# Aim:
Look below and pull out each line with the word "name".

# Extracted entries:
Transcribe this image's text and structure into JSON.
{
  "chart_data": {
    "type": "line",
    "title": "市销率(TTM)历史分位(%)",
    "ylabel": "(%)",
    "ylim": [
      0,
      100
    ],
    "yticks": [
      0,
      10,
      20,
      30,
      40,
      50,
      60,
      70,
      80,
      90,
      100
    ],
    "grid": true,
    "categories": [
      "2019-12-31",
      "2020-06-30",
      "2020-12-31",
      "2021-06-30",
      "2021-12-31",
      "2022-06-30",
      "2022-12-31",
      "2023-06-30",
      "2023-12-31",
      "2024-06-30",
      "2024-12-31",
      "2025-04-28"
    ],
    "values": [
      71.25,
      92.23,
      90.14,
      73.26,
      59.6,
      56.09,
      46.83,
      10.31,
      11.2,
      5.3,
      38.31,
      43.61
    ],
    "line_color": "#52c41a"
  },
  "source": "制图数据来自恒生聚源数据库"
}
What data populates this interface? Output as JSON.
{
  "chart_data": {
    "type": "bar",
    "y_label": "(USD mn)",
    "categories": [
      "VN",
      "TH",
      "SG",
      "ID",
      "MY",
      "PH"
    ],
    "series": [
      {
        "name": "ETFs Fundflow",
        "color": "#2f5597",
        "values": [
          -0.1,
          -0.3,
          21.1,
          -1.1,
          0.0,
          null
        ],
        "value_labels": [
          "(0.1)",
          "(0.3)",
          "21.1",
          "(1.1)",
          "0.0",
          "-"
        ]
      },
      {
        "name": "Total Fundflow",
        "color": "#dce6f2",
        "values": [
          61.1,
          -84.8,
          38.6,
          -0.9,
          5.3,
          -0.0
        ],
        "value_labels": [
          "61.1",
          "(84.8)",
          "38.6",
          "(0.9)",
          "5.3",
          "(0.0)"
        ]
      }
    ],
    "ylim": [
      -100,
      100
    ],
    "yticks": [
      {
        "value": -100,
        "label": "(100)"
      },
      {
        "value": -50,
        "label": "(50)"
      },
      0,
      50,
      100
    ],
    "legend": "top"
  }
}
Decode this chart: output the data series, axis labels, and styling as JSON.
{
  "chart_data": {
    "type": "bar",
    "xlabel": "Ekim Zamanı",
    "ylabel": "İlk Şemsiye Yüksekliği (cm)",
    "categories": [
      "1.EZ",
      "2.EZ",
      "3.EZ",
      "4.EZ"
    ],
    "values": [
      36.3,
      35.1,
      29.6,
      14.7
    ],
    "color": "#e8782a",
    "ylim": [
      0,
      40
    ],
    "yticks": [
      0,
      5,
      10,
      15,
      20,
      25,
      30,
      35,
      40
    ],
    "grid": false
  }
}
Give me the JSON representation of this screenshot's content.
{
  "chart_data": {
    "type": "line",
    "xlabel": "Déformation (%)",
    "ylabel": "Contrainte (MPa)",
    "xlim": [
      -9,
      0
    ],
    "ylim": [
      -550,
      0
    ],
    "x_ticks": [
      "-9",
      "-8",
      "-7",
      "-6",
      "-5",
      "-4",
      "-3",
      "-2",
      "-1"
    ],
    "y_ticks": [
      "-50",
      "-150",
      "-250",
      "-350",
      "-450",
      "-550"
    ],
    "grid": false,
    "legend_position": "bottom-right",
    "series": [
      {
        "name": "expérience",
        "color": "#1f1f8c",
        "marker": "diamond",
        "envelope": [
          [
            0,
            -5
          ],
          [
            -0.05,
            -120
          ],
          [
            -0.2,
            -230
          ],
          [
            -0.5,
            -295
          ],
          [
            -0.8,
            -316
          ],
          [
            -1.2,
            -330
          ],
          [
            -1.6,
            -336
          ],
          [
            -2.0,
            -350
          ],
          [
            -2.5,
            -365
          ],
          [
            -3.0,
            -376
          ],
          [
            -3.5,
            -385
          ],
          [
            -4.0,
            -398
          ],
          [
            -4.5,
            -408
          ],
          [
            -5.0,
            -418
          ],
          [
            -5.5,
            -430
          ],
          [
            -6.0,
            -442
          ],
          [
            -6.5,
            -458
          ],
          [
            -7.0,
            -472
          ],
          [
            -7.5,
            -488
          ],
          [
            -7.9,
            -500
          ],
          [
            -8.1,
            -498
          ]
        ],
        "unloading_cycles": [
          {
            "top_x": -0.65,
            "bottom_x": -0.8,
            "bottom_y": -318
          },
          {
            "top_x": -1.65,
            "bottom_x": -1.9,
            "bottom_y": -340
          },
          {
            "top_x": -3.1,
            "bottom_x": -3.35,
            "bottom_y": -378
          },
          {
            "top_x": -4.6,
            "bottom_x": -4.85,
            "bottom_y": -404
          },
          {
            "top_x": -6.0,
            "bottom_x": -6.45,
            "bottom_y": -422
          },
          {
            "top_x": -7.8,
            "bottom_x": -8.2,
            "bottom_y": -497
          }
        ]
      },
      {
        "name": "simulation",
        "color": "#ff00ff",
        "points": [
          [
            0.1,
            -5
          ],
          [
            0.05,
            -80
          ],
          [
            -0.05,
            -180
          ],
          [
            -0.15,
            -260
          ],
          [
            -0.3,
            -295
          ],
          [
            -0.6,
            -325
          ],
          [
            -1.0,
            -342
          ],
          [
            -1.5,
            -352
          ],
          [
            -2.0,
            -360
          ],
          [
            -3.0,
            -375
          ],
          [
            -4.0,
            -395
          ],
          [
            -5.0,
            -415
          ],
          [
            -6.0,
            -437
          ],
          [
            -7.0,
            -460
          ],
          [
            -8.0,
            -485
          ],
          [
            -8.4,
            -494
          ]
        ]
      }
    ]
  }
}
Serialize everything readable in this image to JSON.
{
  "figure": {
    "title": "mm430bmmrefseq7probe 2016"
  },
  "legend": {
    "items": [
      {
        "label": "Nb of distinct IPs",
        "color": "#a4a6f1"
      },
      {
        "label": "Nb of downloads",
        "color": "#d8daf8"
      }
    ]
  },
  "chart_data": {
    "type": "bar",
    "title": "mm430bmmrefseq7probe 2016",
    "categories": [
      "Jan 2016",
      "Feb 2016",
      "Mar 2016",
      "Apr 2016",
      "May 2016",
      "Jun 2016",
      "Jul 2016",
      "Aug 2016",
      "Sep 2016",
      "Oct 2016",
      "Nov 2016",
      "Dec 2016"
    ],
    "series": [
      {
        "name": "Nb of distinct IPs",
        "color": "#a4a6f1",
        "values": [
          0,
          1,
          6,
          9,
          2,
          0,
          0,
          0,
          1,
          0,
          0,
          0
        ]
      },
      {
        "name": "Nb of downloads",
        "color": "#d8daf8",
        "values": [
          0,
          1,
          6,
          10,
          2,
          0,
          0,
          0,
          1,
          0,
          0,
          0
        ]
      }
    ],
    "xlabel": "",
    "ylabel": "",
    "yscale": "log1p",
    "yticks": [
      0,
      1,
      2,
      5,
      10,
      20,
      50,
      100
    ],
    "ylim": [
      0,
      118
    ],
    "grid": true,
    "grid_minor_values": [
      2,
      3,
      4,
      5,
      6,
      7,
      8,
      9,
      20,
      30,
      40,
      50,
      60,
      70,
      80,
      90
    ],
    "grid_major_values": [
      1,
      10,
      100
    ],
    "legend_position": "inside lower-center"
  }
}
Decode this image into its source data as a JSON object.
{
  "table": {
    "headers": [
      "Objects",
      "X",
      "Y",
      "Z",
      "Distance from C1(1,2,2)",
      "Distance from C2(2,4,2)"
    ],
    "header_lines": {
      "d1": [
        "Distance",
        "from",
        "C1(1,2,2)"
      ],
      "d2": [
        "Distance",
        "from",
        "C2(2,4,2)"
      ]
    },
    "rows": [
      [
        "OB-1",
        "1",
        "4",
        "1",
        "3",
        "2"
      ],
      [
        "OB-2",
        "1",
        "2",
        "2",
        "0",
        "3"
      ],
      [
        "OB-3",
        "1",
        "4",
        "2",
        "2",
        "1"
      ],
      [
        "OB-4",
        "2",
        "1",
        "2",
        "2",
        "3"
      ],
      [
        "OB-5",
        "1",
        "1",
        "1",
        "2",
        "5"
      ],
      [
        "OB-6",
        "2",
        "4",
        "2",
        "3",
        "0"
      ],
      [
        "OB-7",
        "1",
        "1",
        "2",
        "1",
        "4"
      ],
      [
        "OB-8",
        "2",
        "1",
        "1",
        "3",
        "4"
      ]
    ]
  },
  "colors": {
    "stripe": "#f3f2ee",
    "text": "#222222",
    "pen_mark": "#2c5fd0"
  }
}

# Solved problem:
        "name": "ETFs Fundflow",
        "name": "Total Fundflow",
        "name": "expérience",
        "name": "simulation",
        "name": "Nb of distinct IPs",
        "name": "Nb of downloads",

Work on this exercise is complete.